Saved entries
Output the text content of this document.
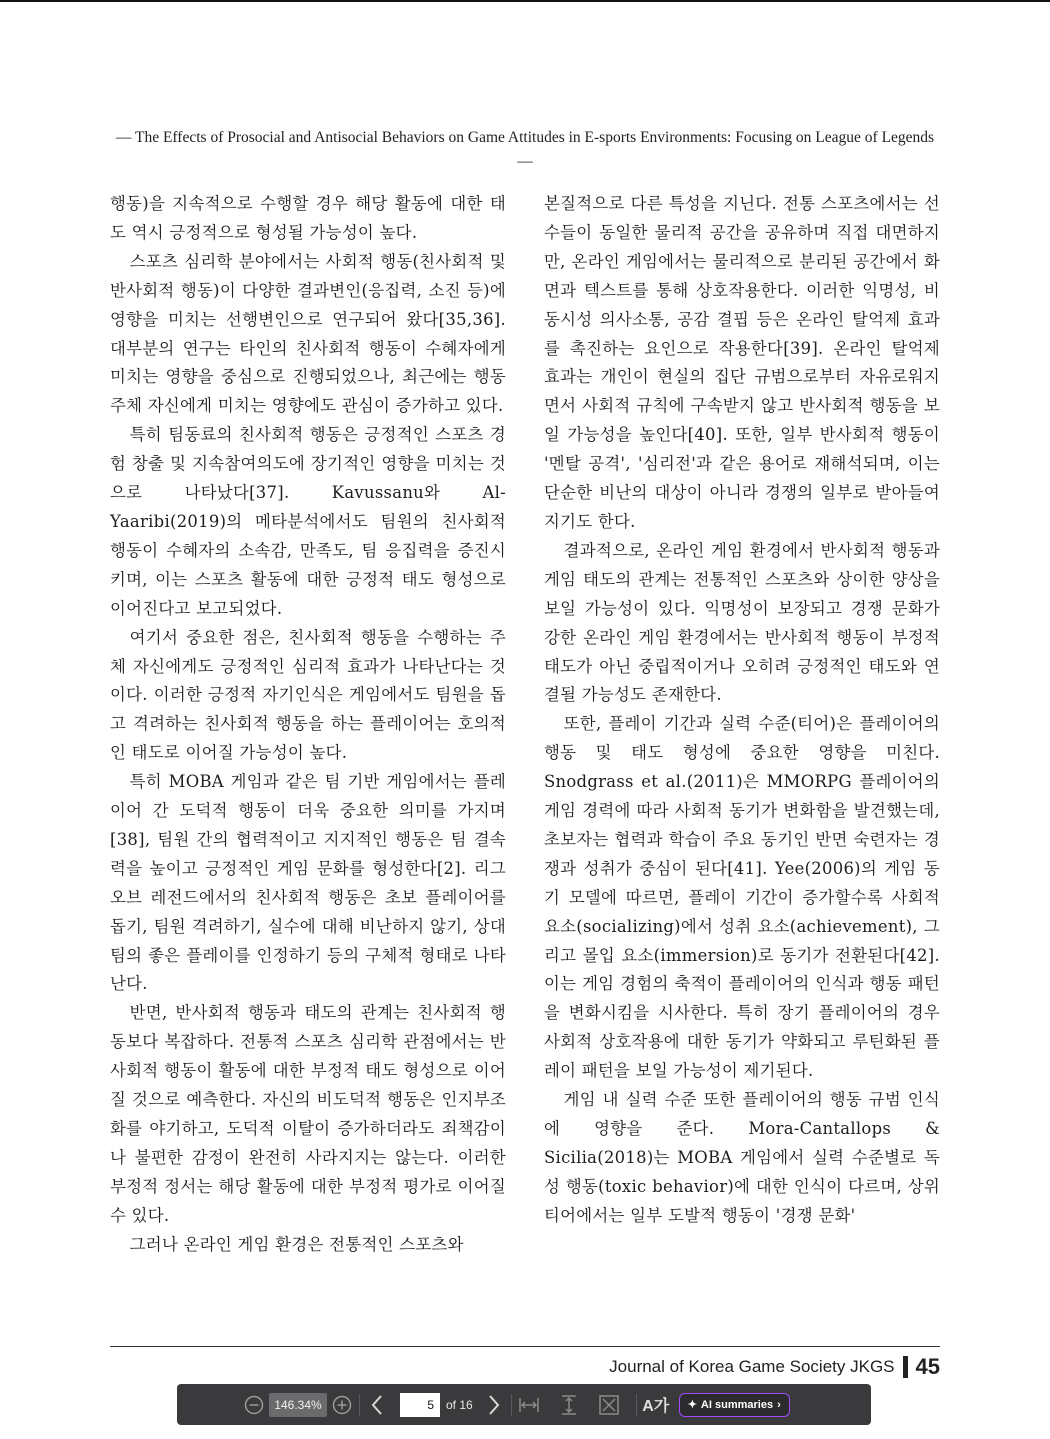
— The Effects of Prosocial and Antisocial Behaviors on Game Attitudes in E-sports Environments: Focusing on League of Legends —

행동)을 지속적으로 수행할 경우 해당 활동에 대한 태도 역시 긍정적으로 형성될 가능성이 높다.

스포츠 심리학 분야에서는 사회적 행동(친사회적 및 반사회적 행동)이 다양한 결과변인(응집력, 소진 등)에 영향을 미치는 선행변인으로 연구되어 왔다[35,36]. 대부분의 연구는 타인의 친사회적 행동이 수혜자에게 미치는 영향을 중심으로 진행되었으나, 최근에는 행동 주체 자신에게 미치는 영향에도 관심이 증가하고 있다.

특히 팀동료의 친사회적 행동은 긍정적인 스포츠 경험 창출 및 지속참여의도에 장기적인 영향을 미치는 것으로 나타났다[37]. Kavussanu와 Al-Yaaribi(2019)의 메타분석에서도 팀원의 친사회적 행동이 수혜자의 소속감, 만족도, 팀 응집력을 증진시키며, 이는 스포츠 활동에 대한 긍정적 태도 형성으로 이어진다고 보고되었다.

여기서 중요한 점은, 친사회적 행동을 수행하는 주체 자신에게도 긍정적인 심리적 효과가 나타난다는 것이다. 이러한 긍정적 자기인식은 게임에서도 팀원을 돕고 격려하는 친사회적 행동을 하는 플레이어는 호의적인 태도로 이어질 가능성이 높다.

특히 MOBA 게임과 같은 팀 기반 게임에서는 플레이어 간 도덕적 행동이 더욱 중요한 의미를 가지며[38], 팀원 간의 협력적이고 지지적인 행동은 팀 결속력을 높이고 긍정적인 게임 문화를 형성한다[2]. 리그 오브 레전드에서의 친사회적 행동은 초보 플레이어를 돕기, 팀원 격려하기, 실수에 대해 비난하지 않기, 상대팀의 좋은 플레이를 인정하기 등의 구체적 형태로 나타난다.

반면, 반사회적 행동과 태도의 관계는 친사회적 행동보다 복잡하다. 전통적 스포츠 심리학 관점에서는 반사회적 행동이 활동에 대한 부정적 태도 형성으로 이어질 것으로 예측한다. 자신의 비도덕적 행동은 인지부조화를 야기하고, 도덕적 이탈이 증가하더라도 죄책감이나 불편한 감정이 완전히 사라지지는 않는다. 이러한 부정적 정서는 해당 활동에 대한 부정적 평가로 이어질 수 있다.

그러나 온라인 게임 환경은 전통적인 스포츠와

본질적으로 다른 특성을 지닌다. 전통 스포츠에서는 선수들이 동일한 물리적 공간을 공유하며 직접 대면하지만, 온라인 게임에서는 물리적으로 분리된 공간에서 화면과 텍스트를 통해 상호작용한다. 이러한 익명성, 비동시성 의사소통, 공감 결핍 등은 온라인 탈억제 효과를 촉진하는 요인으로 작용한다[39]. 온라인 탈억제 효과는 개인이 현실의 집단 규범으로부터 자유로워지면서 사회적 규칙에 구속받지 않고 반사회적 행동을 보일 가능성을 높인다[40]. 또한, 일부 반사회적 행동이 '멘탈 공격', '심리전'과 같은 용어로 재해석되며, 이는 단순한 비난의 대상이 아니라 경쟁의 일부로 받아들여지기도 한다.

결과적으로, 온라인 게임 환경에서 반사회적 행동과 게임 태도의 관계는 전통적인 스포츠와 상이한 양상을 보일 가능성이 있다. 익명성이 보장되고 경쟁 문화가 강한 온라인 게임 환경에서는 반사회적 행동이 부정적 태도가 아닌 중립적이거나 오히려 긍정적인 태도와 연결될 가능성도 존재한다.

또한, 플레이 기간과 실력 수준(티어)은 플레이어의 행동 및 태도 형성에 중요한 영향을 미친다. Snodgrass et al.(2011)은 MMORPG 플레이어의 게임 경력에 따라 사회적 동기가 변화함을 발견했는데, 초보자는 협력과 학습이 주요 동기인 반면 숙련자는 경쟁과 성취가 중심이 된다[41]. Yee(2006)의 게임 동기 모델에 따르면, 플레이 기간이 증가할수록 사회적 요소(socializing)에서 성취 요소(achievement), 그리고 몰입 요소(immersion)로 동기가 전환된다[42]. 이는 게임 경험의 축적이 플레이어의 인식과 행동 패턴을 변화시킴을 시사한다. 특히 장기 플레이어의 경우 사회적 상호작용에 대한 동기가 약화되고 루틴화된 플레이 패턴을 보일 가능성이 제기된다.

게임 내 실력 수준 또한 플레이어의 행동 규범 인식에 영향을 준다. Mora-Cantallops & Sicilia(2018)는 MOBA 게임에서 실력 수준별로 독성 행동(toxic behavior)에 대한 인식이 다르며, 상위 티어에서는 일부 도발적 행동이 '경쟁 문화'

Journal of Korea Game Society JKGS 45
146.34%
5	of 16	A가 ✦ AI summaries ›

**Work instructions:**
Write out all the entries exactly, except for the pictures.

**Solution to the exercise:**
Output the text content of this document.
— The Effects of Prosocial and Antisocial Behaviors on Game Attitudes in E-sports Environments: Focusing on League of Legends —

행동)을 지속적으로 수행할 경우 해당 활동에 대한 태도 역시 긍정적으로 형성될 가능성이 높다.

스포츠 심리학 분야에서는 사회적 행동(친사회적 및 반사회적 행동)이 다양한 결과변인(응집력, 소진 등)에 영향을 미치는 선행변인으로 연구되어 왔다[35,36]. 대부분의 연구는 타인의 친사회적 행동이 수혜자에게 미치는 영향을 중심으로 진행되었으나, 최근에는 행동 주체 자신에게 미치는 영향에도 관심이 증가하고 있다.

특히 팀동료의 친사회적 행동은 긍정적인 스포츠 경험 창출 및 지속참여의도에 장기적인 영향을 미치는 것으로 나타났다[37]. Kavussanu와 Al-Yaaribi(2019)의 메타분석에서도 팀원의 친사회적 행동이 수혜자의 소속감, 만족도, 팀 응집력을 증진시키며, 이는 스포츠 활동에 대한 긍정적 태도 형성으로 이어진다고 보고되었다.

여기서 중요한 점은, 친사회적 행동을 수행하는 주체 자신에게도 긍정적인 심리적 효과가 나타난다는 것이다. 이러한 긍정적 자기인식은 게임에서도 팀원을 돕고 격려하는 친사회적 행동을 하는 플레이어는 호의적인 태도로 이어질 가능성이 높다.

특히 MOBA 게임과 같은 팀 기반 게임에서는 플레이어 간 도덕적 행동이 더욱 중요한 의미를 가지며[38], 팀원 간의 협력적이고 지지적인 행동은 팀 결속력을 높이고 긍정적인 게임 문화를 형성한다[2]. 리그 오브 레전드에서의 친사회적 행동은 초보 플레이어를 돕기, 팀원 격려하기, 실수에 대해 비난하지 않기, 상대팀의 좋은 플레이를 인정하기 등의 구체적 형태로 나타난다.

반면, 반사회적 행동과 태도의 관계는 친사회적 행동보다 복잡하다. 전통적 스포츠 심리학 관점에서는 반사회적 행동이 활동에 대한 부정적 태도 형성으로 이어질 것으로 예측한다. 자신의 비도덕적 행동은 인지부조화를 야기하고, 도덕적 이탈이 증가하더라도 죄책감이나 불편한 감정이 완전히 사라지지는 않는다. 이러한 부정적 정서는 해당 활동에 대한 부정적 평가로 이어질 수 있다.

그러나 온라인 게임 환경은 전통적인 스포츠와

본질적으로 다른 특성을 지닌다. 전통 스포츠에서는 선수들이 동일한 물리적 공간을 공유하며 직접 대면하지만, 온라인 게임에서는 물리적으로 분리된 공간에서 화면과 텍스트를 통해 상호작용한다. 이러한 익명성, 비동시성 의사소통, 공감 결핍 등은 온라인 탈억제 효과를 촉진하는 요인으로 작용한다[39]. 온라인 탈억제 효과는 개인이 현실의 집단 규범으로부터 자유로워지면서 사회적 규칙에 구속받지 않고 반사회적 행동을 보일 가능성을 높인다[40]. 또한, 일부 반사회적 행동이 '멘탈 공격', '심리전'과 같은 용어로 재해석되며, 이는 단순한 비난의 대상이 아니라 경쟁의 일부로 받아들여지기도 한다.

결과적으로, 온라인 게임 환경에서 반사회적 행동과 게임 태도의 관계는 전통적인 스포츠와 상이한 양상을 보일 가능성이 있다. 익명성이 보장되고 경쟁 문화가 강한 온라인 게임 환경에서는 반사회적 행동이 부정적 태도가 아닌 중립적이거나 오히려 긍정적인 태도와 연결될 가능성도 존재한다.

또한, 플레이 기간과 실력 수준(티어)은 플레이어의 행동 및 태도 형성에 중요한 영향을 미친다. Snodgrass et al.(2011)은 MMORPG 플레이어의 게임 경력에 따라 사회적 동기가 변화함을 발견했는데, 초보자는 협력과 학습이 주요 동기인 반면 숙련자는 경쟁과 성취가 중심이 된다[41]. Yee(2006)의 게임 동기 모델에 따르면, 플레이 기간이 증가할수록 사회적 요소(socializing)에서 성취 요소(achievement), 그리고 몰입 요소(immersion)로 동기가 전환된다[42]. 이는 게임 경험의 축적이 플레이어의 인식과 행동 패턴을 변화시킴을 시사한다. 특히 장기 플레이어의 경우 사회적 상호작용에 대한 동기가 약화되고 루틴화된 플레이 패턴을 보일 가능성이 제기된다.

게임 내 실력 수준 또한 플레이어의 행동 규범 인식에 영향을 준다. Mora-Cantallops & Sicilia(2018)는 MOBA 게임에서 실력 수준별로 독성 행동(toxic behavior)에 대한 인식이 다르며, 상위 티어에서는 일부 도발적 행동이 '경쟁 문화'

Journal of Korea Game Society JKGS 45
146.34%
5	of 16	A가 ✦ AI summaries ›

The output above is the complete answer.